Mental illness not treated adequately
Re: “New site to battle overdose epidemic,” June 15.
Dr. Richard Stanwick, our respected chief medical health officer, refers to the “ongoing overdose epidemic” and states: “We really believe this is a chronic relapsing disease of the brain that should not be treated differently than Type 1 diabetes or any other disease.”
As someone who has required three daily injections of insulin for 50 years to control Type 1 diabetes, and with no complications to date, I take strong objection to Stanwick comparing my genetic disease with illicit drug abuse, whose current epidemic proportions are not, in most cases, due to any inherent disease process.
Indeed, this epidemic reinforces my assertion regarding the difference between truly identifiable disease processes — including schizophrenia, bipolar disorder and major depression — and the current disastrous drugaddiction problem, which is largely due to personality inadequacies and encouraged by societal influences.
Most tragic however, are those cases of difficult-to-treat major depressive illness, complicated by substance abuse, and which often lead to suicide.
Although I am a retired psychiatrist, I am still asked to cover absent colleagues at the Victoria Mental Health Centre, and thus I remain in contact with the situation where problems of addiction are making huge demands on our services.

▶ _Dataset extract_
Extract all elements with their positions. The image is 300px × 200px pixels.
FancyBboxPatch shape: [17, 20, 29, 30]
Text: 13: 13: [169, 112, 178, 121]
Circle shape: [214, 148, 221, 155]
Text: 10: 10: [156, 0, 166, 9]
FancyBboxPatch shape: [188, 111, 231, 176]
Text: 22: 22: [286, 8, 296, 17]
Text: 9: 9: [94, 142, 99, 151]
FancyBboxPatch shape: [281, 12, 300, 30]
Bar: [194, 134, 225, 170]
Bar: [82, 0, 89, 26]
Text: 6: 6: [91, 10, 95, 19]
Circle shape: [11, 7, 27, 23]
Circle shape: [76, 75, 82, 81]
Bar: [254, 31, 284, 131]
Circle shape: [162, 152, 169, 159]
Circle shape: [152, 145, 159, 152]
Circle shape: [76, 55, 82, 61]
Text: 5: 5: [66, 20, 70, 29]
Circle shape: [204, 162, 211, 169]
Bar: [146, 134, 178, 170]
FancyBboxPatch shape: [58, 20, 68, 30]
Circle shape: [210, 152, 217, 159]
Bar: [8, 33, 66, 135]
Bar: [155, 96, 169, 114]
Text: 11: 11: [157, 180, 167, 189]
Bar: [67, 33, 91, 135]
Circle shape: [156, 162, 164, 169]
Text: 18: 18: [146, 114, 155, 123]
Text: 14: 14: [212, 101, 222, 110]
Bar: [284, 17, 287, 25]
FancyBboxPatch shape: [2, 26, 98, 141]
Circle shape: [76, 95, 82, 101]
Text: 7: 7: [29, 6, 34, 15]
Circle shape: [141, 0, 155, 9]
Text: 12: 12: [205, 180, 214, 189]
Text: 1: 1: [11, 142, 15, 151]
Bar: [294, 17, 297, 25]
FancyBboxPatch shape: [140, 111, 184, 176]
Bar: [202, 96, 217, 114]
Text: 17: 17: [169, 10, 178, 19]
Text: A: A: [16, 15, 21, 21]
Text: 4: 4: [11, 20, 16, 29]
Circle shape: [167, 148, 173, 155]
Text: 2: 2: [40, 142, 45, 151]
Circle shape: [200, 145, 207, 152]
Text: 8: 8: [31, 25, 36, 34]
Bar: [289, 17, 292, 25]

▶ _Exercise tasks_
#1 Answer these questions about the letter on mental illness and overdose:
(a) How many insulin injections does the writer need each day, and for how many years has the writer needed them?
(b) Which three conditions does the writer name as truly identifiable disease processes?
(c) At which facility is the writer still asked to cover for absent colleagues?
#2 Pick up the letter on mental illness and overdose after its last sentence and continue it.
The material that sits between the letter and this point was taken from a different source.

▶ _Per-task answers_
#1
(a) Three daily injections, for 50 years.
(b) Schizophrenia, bipolar disorder and major depression.
(c) The Victoria Mental Health Centre.

#2
At the start of my career, this was not the case, and many addicts I treated were health professionals who had too ready access to medication. In the United Kingdom at that time, we used aversion and behaviour therapies with great success.
I was able to treat a severe heroin addict in hospital using abrupt withdrawal and alternative therapies. She went through hell and back, but was cured and never abused substances again. Likewise with alcoholics, our aversion-therapy treatments were drastic but successful.
We don’t do this here. Today, we do not have anywhere near enough personnel and resources to provide adequate treatment for true mental illness and problems of addiction. This is scandalous. All we seem to be able to do for the latter is to try to prevent deaths.
At the same time, we should be demanding more action to deal with the sources of such drugs as fentanyl, and impose drastic penalties on the pushers, who are indeed guilty of murdering people.
Some of the current situation has to be placed at the door of my own medical profession. When I came to practice in British Columbia 21 years ago, I was shocked to see how many patients, usually middle-age and elderly women, who were being prescribed opioid medications for relatively trivial painful conditions. This had not been my previous experience in England and later in Saskatchewan.